* [Task instructions]
Every record below should be transcribed exactly. Omit the images.
Input data start
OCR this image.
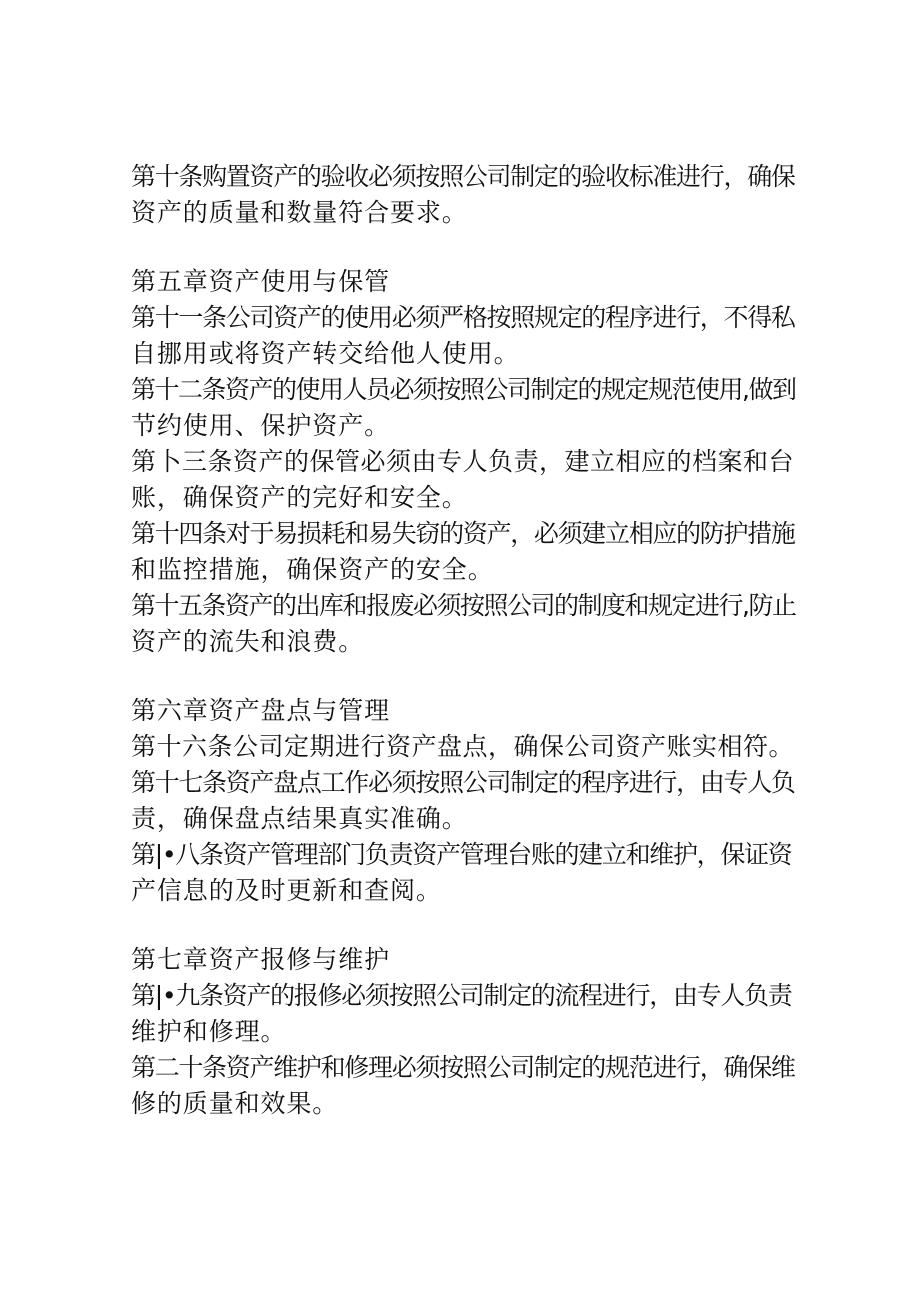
第十条购置资产的验收必须按照公司制定的验收标准进行，确保
资产的质量和数量符合要求。
第五章资产使用与保管
第十一条公司资产的使用必须严格按照规定的程序进行，不得私
自挪用或将资产转交给他人使用。
第十二条资产的使用人员必须按照公司制定的规定规范使用,做到
节约使用、保护资产。
第卜三条资产的保管必须由专人负责，建立相应的档案和台
账，确保资产的完好和安全。
第十四条对于易损耗和易失窃的资产，必须建立相应的防护措施
和监控措施，确保资产的安全。
第十五条资产的出库和报废必须按照公司的制度和规定进行,防止
资产的流失和浪费。
第六章资产盘点与管理
第十六条公司定期进行资产盘点，确保公司资产账实相符。
第十七条资产盘点工作必须按照公司制定的程序进行，由专人负
责，确保盘点结果真实准确。
第|•八条资产管理部门负责资产管理台账的建立和维护，保证资
产信息的及时更新和查阅。
第七章资产报修与维护
第|•九条资产的报修必须按照公司制定的流程进行，由专人负责
维护和修理。
第二十条资产维护和修理必须按照公司制定的规范进行，确保维
修的质量和效果。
Input data end
* [Task output]
OCR this image.
第十条购置资产的验收必须按照公司制定的验收标准进行，确保
资产的质量和数量符合要求。
第五章资产使用与保管
第十一条公司资产的使用必须严格按照规定的程序进行，不得私
自挪用或将资产转交给他人使用。
第十二条资产的使用人员必须按照公司制定的规定规范使用,做到
节约使用、保护资产。
第卜三条资产的保管必须由专人负责，建立相应的档案和台
账，确保资产的完好和安全。
第十四条对于易损耗和易失窃的资产，必须建立相应的防护措施
和监控措施，确保资产的安全。
第十五条资产的出库和报废必须按照公司的制度和规定进行,防止
资产的流失和浪费。
第六章资产盘点与管理
第十六条公司定期进行资产盘点，确保公司资产账实相符。
第十七条资产盘点工作必须按照公司制定的程序进行，由专人负
责，确保盘点结果真实准确。
第|•八条资产管理部门负责资产管理台账的建立和维护，保证资
产信息的及时更新和查阅。
第七章资产报修与维护
第|•九条资产的报修必须按照公司制定的流程进行，由专人负责
维护和修理。
第二十条资产维护和修理必须按照公司制定的规范进行，确保维
修的质量和效果。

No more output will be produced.